(Dataset entries for page text)
____

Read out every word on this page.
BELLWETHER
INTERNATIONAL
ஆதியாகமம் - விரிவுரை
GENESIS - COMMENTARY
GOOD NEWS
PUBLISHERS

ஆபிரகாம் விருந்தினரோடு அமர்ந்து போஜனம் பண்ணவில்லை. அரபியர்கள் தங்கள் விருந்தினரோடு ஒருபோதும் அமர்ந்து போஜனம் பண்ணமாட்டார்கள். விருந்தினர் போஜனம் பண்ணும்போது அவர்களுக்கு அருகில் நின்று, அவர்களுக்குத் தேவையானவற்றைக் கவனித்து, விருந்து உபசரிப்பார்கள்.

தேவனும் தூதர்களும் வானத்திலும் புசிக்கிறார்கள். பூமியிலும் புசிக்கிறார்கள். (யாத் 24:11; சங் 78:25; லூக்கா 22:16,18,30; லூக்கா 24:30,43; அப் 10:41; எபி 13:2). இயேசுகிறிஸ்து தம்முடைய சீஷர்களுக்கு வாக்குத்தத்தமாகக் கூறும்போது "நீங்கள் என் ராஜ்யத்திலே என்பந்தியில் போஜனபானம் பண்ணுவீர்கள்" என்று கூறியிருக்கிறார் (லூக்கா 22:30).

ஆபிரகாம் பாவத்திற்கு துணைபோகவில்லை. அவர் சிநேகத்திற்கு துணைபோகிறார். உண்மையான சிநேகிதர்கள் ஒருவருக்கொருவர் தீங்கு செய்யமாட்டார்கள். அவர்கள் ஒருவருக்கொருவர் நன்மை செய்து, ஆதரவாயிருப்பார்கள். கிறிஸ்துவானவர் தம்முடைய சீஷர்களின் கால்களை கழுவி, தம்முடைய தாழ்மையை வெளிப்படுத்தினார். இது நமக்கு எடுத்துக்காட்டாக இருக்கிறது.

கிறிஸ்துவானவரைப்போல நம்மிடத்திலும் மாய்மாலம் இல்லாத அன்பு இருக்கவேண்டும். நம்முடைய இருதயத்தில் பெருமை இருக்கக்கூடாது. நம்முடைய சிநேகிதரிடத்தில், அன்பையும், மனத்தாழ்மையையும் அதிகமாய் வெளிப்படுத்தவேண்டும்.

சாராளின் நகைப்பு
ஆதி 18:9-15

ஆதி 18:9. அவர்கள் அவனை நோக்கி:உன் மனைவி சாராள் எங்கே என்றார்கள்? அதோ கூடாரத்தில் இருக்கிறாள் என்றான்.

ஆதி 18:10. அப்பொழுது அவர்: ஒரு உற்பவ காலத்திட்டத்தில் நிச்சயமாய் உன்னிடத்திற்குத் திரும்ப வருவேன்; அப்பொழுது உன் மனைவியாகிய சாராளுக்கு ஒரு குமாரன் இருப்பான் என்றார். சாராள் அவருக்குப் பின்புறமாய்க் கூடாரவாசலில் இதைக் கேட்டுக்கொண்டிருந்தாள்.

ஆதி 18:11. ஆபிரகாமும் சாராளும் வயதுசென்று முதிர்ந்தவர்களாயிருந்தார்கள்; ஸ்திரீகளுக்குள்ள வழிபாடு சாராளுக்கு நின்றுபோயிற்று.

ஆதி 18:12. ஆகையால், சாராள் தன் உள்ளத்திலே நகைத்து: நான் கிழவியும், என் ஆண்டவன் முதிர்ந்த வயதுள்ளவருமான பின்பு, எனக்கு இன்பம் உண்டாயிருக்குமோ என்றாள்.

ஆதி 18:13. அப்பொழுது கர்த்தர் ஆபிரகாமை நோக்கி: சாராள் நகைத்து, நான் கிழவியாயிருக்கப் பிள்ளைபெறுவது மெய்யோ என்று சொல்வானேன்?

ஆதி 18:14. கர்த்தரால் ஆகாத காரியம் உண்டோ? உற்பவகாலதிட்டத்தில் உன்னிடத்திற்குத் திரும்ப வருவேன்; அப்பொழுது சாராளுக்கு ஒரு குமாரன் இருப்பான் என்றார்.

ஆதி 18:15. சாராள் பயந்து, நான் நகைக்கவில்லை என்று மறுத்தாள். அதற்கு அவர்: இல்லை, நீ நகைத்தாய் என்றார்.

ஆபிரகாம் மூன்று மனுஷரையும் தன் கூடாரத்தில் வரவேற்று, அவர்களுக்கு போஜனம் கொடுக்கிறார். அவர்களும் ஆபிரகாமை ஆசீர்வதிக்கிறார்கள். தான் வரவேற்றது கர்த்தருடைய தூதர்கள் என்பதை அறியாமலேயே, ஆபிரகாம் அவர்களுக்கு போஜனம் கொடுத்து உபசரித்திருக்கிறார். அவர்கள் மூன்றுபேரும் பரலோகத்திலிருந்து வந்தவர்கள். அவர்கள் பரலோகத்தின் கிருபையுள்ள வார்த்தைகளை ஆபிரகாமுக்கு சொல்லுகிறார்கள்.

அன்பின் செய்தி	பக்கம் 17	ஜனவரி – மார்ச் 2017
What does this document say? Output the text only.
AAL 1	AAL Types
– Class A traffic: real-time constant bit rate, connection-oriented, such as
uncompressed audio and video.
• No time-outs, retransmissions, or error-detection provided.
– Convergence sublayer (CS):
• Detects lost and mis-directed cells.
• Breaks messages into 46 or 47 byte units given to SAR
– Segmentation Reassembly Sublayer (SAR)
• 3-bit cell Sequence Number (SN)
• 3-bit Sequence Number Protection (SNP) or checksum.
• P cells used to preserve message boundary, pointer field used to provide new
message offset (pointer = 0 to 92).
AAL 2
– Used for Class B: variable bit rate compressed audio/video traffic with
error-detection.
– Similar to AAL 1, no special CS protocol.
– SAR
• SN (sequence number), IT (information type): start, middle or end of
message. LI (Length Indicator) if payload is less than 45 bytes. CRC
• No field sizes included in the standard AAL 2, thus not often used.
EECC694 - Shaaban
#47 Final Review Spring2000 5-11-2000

____

_ACTIVITY:_ Nothing is to be left out; reproduce each record exactly.

_RESULT:_
Read out every word on this page.
BELLWETHER
INTERNATIONAL
ஆதியாகமம் - விரிவுரை
GENESIS - COMMENTARY
GOOD NEWS
PUBLISHERS

ஆபிரகாம் விருந்தினரோடு அமர்ந்து போஜனம் பண்ணவில்லை. அரபியர்கள் தங்கள் விருந்தினரோடு ஒருபோதும் அமர்ந்து போஜனம் பண்ணமாட்டார்கள். விருந்தினர் போஜனம் பண்ணும்போது அவர்களுக்கு அருகில் நின்று, அவர்களுக்குத் தேவையானவற்றைக் கவனித்து, விருந்து உபசரிப்பார்கள்.

தேவனும் தூதர்களும் வானத்திலும் புசிக்கிறார்கள். பூமியிலும் புசிக்கிறார்கள். (யாத் 24:11; சங் 78:25; லூக்கா 22:16,18,30; லூக்கா 24:30,43; அப் 10:41; எபி 13:2). இயேசுகிறிஸ்து தம்முடைய சீஷர்களுக்கு வாக்குத்தத்தமாகக் கூறும்போது "நீங்கள் என் ராஜ்யத்திலே என்பந்தியில் போஜனபானம் பண்ணுவீர்கள்" என்று கூறியிருக்கிறார் (லூக்கா 22:30).

ஆபிரகாம் பாவத்திற்கு துணைபோகவில்லை. அவர் சிநேகத்திற்கு துணைபோகிறார். உண்மையான சிநேகிதர்கள் ஒருவருக்கொருவர் தீங்கு செய்யமாட்டார்கள். அவர்கள் ஒருவருக்கொருவர் நன்மை செய்து, ஆதரவாயிருப்பார்கள். கிறிஸ்துவானவர் தம்முடைய சீஷர்களின் கால்களை கழுவி, தம்முடைய தாழ்மையை வெளிப்படுத்தினார். இது நமக்கு எடுத்துக்காட்டாக இருக்கிறது.

கிறிஸ்துவானவரைப்போல நம்மிடத்திலும் மாய்மாலம் இல்லாத அன்பு இருக்கவேண்டும். நம்முடைய இருதயத்தில் பெருமை இருக்கக்கூடாது. நம்முடைய சிநேகிதரிடத்தில், அன்பையும், மனத்தாழ்மையையும் அதிகமாய் வெளிப்படுத்தவேண்டும்.

சாராளின் நகைப்பு
ஆதி 18:9-15

ஆதி 18:9. அவர்கள் அவனை நோக்கி:உன் மனைவி சாராள் எங்கே என்றார்கள்? அதோ கூடாரத்தில் இருக்கிறாள் என்றான்.

ஆதி 18:10. அப்பொழுது அவர்: ஒரு உற்பவ காலத்திட்டத்தில் நிச்சயமாய் உன்னிடத்திற்குத் திரும்ப வருவேன்; அப்பொழுது உன் மனைவியாகிய சாராளுக்கு ஒரு குமாரன் இருப்பான் என்றார். சாராள் அவருக்குப் பின்புறமாய்க் கூடாரவாசலில் இதைக் கேட்டுக்கொண்டிருந்தாள்.

ஆதி 18:11. ஆபிரகாமும் சாராளும் வயதுசென்று முதிர்ந்தவர்களாயிருந்தார்கள்; ஸ்திரீகளுக்குள்ள வழிபாடு சாராளுக்கு நின்றுபோயிற்று.

ஆதி 18:12. ஆகையால், சாராள் தன் உள்ளத்திலே நகைத்து: நான் கிழவியும், என் ஆண்டவன் முதிர்ந்த வயதுள்ளவருமான பின்பு, எனக்கு இன்பம் உண்டாயிருக்குமோ என்றாள்.

ஆதி 18:13. அப்பொழுது கர்த்தர் ஆபிரகாமை நோக்கி: சாராள் நகைத்து, நான் கிழவியாயிருக்கப் பிள்ளைபெறுவது மெய்யோ என்று சொல்வானேன்?

ஆதி 18:14. கர்த்தரால் ஆகாத காரியம் உண்டோ? உற்பவகாலதிட்டத்தில் உன்னிடத்திற்குத் திரும்ப வருவேன்; அப்பொழுது சாராளுக்கு ஒரு குமாரன் இருப்பான் என்றார்.

ஆதி 18:15. சாராள் பயந்து, நான் நகைக்கவில்லை என்று மறுத்தாள். அதற்கு அவர்: இல்லை, நீ நகைத்தாய் என்றார்.

ஆபிரகாம் மூன்று மனுஷரையும் தன் கூடாரத்தில் வரவேற்று, அவர்களுக்கு போஜனம் கொடுக்கிறார். அவர்களும் ஆபிரகாமை ஆசீர்வதிக்கிறார்கள். தான் வரவேற்றது கர்த்தருடைய தூதர்கள் என்பதை அறியாமலேயே, ஆபிரகாம் அவர்களுக்கு போஜனம் கொடுத்து உபசரித்திருக்கிறார். அவர்கள் மூன்றுபேரும் பரலோகத்திலிருந்து வந்தவர்கள். அவர்கள் பரலோகத்தின் கிருபையுள்ள வார்த்தைகளை ஆபிரகாமுக்கு சொல்லுகிறார்கள்.

அன்பின் செய்தி	பக்கம் 17	ஜனவரி – மார்ச் 2017
What does this document say? Output the text only.
AAL 1	AAL Types
– Class A traffic: real-time constant bit rate, connection-oriented, such as
uncompressed audio and video.
• No time-outs, retransmissions, or error-detection provided.
– Convergence sublayer (CS):
• Detects lost and mis-directed cells.
• Breaks messages into 46 or 47 byte units given to SAR
– Segmentation Reassembly Sublayer (SAR)
• 3-bit cell Sequence Number (SN)
• 3-bit Sequence Number Protection (SNP) or checksum.
• P cells used to preserve message boundary, pointer field used to provide new
message offset (pointer = 0 to 92).
AAL 2
– Used for Class B: variable bit rate compressed audio/video traffic with
error-detection.
– Similar to AAL 1, no special CS protocol.
– SAR
• SN (sequence number), IT (information type): start, middle or end of
message. LI (Length Indicator) if payload is less than 45 bytes. CRC
• No field sizes included in the standard AAL 2, thus not often used.
EECC694 - Shaaban
#47 Final Review Spring2000 5-11-2000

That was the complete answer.